__Written exercise__. Search the records for the word "Guelph" and report each line that has it.

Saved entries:
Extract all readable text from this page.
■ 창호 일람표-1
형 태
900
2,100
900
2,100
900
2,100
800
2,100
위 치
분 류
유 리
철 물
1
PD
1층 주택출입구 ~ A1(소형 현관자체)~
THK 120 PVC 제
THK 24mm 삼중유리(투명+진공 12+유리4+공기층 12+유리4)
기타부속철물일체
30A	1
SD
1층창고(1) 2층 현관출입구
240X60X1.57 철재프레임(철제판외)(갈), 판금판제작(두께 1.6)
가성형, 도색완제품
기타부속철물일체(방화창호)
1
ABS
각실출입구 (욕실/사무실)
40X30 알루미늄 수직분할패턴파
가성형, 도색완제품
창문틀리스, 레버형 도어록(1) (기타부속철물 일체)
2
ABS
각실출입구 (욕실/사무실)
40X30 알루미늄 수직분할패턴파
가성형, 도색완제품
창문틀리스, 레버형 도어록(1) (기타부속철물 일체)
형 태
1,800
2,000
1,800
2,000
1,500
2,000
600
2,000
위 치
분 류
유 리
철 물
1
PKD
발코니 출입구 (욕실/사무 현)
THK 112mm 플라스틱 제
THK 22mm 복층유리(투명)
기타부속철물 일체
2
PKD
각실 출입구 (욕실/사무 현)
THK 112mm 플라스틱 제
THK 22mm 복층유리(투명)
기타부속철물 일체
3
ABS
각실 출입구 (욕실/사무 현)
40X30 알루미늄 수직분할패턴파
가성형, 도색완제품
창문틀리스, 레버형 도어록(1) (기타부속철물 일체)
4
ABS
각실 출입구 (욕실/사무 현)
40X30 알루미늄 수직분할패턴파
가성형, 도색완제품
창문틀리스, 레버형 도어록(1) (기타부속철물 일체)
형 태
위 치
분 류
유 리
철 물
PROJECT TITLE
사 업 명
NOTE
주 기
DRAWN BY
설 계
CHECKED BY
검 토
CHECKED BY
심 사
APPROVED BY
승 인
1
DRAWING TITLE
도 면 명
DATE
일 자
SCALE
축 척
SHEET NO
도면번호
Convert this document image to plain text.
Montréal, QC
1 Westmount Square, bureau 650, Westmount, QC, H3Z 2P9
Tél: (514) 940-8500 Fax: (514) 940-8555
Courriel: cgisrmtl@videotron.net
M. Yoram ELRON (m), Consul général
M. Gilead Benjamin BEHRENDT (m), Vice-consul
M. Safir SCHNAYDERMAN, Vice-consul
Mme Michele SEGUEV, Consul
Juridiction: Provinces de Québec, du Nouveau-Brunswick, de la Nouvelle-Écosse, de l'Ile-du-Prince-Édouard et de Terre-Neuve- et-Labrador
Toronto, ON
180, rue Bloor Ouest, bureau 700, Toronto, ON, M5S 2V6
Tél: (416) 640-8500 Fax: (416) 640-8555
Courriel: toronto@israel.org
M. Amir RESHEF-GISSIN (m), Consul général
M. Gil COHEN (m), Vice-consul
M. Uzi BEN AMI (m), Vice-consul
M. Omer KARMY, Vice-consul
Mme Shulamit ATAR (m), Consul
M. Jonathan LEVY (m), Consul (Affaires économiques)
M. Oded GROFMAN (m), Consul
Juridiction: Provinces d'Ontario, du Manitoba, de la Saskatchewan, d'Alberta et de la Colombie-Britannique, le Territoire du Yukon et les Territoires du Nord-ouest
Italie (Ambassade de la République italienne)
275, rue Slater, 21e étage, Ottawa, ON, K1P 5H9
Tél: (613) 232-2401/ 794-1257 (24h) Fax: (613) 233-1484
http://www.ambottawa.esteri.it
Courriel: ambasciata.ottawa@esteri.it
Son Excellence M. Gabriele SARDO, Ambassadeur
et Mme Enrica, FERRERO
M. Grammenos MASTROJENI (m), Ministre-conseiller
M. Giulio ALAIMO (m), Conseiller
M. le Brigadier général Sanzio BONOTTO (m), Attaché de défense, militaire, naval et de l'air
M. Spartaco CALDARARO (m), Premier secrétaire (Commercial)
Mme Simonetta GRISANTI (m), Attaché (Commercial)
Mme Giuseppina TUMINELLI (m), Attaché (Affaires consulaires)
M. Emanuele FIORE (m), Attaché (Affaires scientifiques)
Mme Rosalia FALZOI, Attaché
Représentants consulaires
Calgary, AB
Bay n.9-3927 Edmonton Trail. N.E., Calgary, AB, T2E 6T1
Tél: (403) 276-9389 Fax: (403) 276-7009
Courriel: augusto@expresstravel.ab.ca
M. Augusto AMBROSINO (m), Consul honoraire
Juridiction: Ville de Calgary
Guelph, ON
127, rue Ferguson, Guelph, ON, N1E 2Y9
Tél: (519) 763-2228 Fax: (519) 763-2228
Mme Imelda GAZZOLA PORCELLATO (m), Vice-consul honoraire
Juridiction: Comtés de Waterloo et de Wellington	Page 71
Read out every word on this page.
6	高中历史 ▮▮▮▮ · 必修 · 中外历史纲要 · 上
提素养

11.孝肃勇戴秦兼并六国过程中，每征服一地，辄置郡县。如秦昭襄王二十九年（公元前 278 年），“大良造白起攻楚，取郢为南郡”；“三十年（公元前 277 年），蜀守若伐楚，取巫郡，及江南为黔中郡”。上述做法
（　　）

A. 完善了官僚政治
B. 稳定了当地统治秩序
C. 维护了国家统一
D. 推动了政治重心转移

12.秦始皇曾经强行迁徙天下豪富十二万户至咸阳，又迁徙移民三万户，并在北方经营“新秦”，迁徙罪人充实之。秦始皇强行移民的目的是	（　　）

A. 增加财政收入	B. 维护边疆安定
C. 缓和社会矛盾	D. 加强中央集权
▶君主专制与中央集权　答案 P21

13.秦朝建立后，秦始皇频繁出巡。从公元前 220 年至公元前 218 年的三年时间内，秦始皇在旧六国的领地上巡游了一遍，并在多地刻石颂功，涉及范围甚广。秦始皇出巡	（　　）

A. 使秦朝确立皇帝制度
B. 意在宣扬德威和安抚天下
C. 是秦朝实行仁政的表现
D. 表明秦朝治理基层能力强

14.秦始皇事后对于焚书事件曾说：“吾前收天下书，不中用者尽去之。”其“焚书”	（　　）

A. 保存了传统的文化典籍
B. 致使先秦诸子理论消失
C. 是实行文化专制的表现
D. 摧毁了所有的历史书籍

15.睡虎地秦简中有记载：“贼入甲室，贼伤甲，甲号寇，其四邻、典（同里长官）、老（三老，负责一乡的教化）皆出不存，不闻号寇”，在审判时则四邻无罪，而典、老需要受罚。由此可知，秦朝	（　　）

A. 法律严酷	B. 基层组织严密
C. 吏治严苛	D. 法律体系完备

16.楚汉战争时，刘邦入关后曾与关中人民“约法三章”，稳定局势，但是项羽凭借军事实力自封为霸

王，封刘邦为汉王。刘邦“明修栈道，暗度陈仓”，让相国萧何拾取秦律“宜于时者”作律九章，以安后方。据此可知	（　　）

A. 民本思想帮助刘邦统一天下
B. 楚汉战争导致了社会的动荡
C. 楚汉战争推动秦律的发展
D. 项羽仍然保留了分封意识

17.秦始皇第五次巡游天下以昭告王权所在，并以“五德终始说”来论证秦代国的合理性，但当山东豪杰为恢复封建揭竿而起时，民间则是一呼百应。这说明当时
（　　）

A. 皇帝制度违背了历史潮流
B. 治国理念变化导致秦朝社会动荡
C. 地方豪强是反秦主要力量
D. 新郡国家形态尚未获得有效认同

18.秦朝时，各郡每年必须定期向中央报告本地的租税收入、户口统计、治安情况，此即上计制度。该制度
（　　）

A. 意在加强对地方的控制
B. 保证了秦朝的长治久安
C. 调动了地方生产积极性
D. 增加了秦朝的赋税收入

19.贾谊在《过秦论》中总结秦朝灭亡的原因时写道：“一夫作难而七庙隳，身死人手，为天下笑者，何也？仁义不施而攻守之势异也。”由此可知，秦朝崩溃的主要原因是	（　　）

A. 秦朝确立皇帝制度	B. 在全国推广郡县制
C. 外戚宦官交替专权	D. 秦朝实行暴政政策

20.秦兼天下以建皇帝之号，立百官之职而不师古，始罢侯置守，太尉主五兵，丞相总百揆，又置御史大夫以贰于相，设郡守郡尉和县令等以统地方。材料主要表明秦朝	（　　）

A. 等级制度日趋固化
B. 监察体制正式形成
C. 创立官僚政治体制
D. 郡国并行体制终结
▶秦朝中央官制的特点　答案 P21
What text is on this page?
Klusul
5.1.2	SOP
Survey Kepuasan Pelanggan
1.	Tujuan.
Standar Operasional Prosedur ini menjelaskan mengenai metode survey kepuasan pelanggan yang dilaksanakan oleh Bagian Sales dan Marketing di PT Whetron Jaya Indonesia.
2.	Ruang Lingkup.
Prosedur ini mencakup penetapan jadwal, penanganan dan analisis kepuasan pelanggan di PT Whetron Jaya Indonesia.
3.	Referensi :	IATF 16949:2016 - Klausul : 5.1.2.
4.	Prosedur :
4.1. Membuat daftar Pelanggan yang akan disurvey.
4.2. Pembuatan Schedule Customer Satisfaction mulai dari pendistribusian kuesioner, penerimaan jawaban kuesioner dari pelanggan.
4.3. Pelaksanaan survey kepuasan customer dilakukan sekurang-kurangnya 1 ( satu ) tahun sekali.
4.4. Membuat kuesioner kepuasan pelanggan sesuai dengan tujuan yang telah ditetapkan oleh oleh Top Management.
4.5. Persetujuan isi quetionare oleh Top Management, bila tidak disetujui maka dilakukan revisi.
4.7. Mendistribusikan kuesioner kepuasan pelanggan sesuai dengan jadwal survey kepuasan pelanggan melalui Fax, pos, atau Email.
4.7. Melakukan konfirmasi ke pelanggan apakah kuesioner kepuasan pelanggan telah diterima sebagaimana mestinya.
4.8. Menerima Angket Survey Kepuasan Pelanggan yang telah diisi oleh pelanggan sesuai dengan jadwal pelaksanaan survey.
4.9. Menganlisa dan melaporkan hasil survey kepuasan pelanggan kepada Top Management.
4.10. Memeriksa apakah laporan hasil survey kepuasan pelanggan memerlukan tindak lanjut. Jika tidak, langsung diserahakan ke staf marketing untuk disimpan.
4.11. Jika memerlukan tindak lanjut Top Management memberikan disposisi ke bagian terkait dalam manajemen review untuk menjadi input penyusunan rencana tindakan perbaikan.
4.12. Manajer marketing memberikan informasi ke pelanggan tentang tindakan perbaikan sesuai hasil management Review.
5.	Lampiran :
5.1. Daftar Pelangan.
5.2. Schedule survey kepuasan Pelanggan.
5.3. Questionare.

__Answer to the problem__.
Guelph, ON
127, rue Ferguson, Guelph, ON, N1E 2Y9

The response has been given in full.